*Instructions for the task*
Transcribe the material word for word, but without the images.

*Source material*

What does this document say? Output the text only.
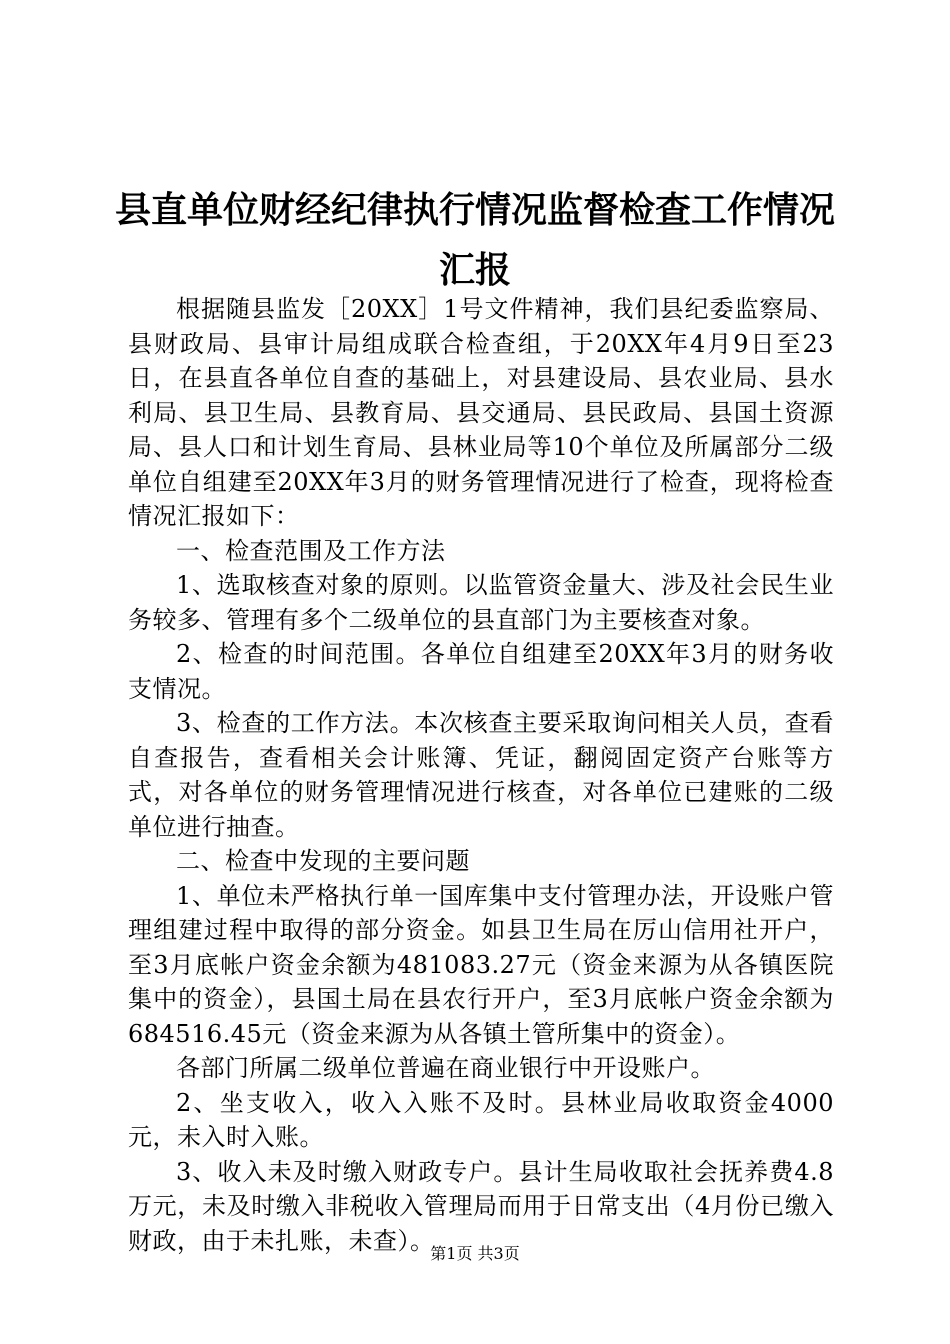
县直单位财经纪律执行情况监督检查工作情况
汇报

根据随县监发［20XX］1号文件精神，我们县纪委监察局、县财政局、县审计局组成联合检查组，于20XX年4月9日至23日，在县直各单位自查的基础上，对县建设局、县农业局、县水利局、县卫生局、县教育局、县交通局、县民政局、县国土资源局、县人口和计划生育局、县林业局等10个单位及所属部分二级单位自组建至20XX年3月的财务管理情况进行了检查，现将检查情况汇报如下：

一、检查范围及工作方法

1、选取核查对象的原则。以监管资金量大、涉及社会民生业务较多、管理有多个二级单位的县直部门为主要核查对象。

2、检查的时间范围。各单位自组建至20XX年3月的财务收支情况。

3、检查的工作方法。本次核查主要采取询问相关人员，查看自查报告，查看相关会计账簿、凭证，翻阅固定资产台账等方式，对各单位的财务管理情况进行核查，对各单位已建账的二级单位进行抽查。

二、检查中发现的主要问题

1、单位未严格执行单一国库集中支付管理办法，开设账户管理组建过程中取得的部分资金。如县卫生局在厉山信用社开户，至3月底帐户资金余额为481083.27元（资金来源为从各镇医院集中的资金），县国土局在县农行开户，至3月底帐户资金余额为684516.45元（资金来源为从各镇土管所集中的资金）。

各部门所属二级单位普遍在商业银行中开设账户。

2、坐支收入，收入入账不及时。县林业局收取资金4000元，未入时入账。

3、收入未及时缴入财政专户。县计生局收取社会抚养费4.8万元，未及时缴入非税收入管理局而用于日常支出（4月份已缴入财政，由于未扎账，未查）。

第1页 共3页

*Written solution*
What does this document say? Output the text only.
县直单位财经纪律执行情况监督检查工作情况
汇报

根据随县监发［20XX］1号文件精神，我们县纪委监察局、县财政局、县审计局组成联合检查组，于20XX年4月9日至23日，在县直各单位自查的基础上，对县建设局、县农业局、县水利局、县卫生局、县教育局、县交通局、县民政局、县国土资源局、县人口和计划生育局、县林业局等10个单位及所属部分二级单位自组建至20XX年3月的财务管理情况进行了检查，现将检查情况汇报如下：

一、检查范围及工作方法

1、选取核查对象的原则。以监管资金量大、涉及社会民生业务较多、管理有多个二级单位的县直部门为主要核查对象。

2、检查的时间范围。各单位自组建至20XX年3月的财务收支情况。

3、检查的工作方法。本次核查主要采取询问相关人员，查看自查报告，查看相关会计账簿、凭证，翻阅固定资产台账等方式，对各单位的财务管理情况进行核查，对各单位已建账的二级单位进行抽查。

二、检查中发现的主要问题

1、单位未严格执行单一国库集中支付管理办法，开设账户管理组建过程中取得的部分资金。如县卫生局在厉山信用社开户，至3月底帐户资金余额为481083.27元（资金来源为从各镇医院集中的资金），县国土局在县农行开户，至3月底帐户资金余额为684516.45元（资金来源为从各镇土管所集中的资金）。

各部门所属二级单位普遍在商业银行中开设账户。

2、坐支收入，收入入账不及时。县林业局收取资金4000元，未入时入账。

3、收入未及时缴入财政专户。县计生局收取社会抚养费4.8万元，未及时缴入非税收入管理局而用于日常支出（4月份已缴入财政，由于未扎账，未查）。

第1页 共3页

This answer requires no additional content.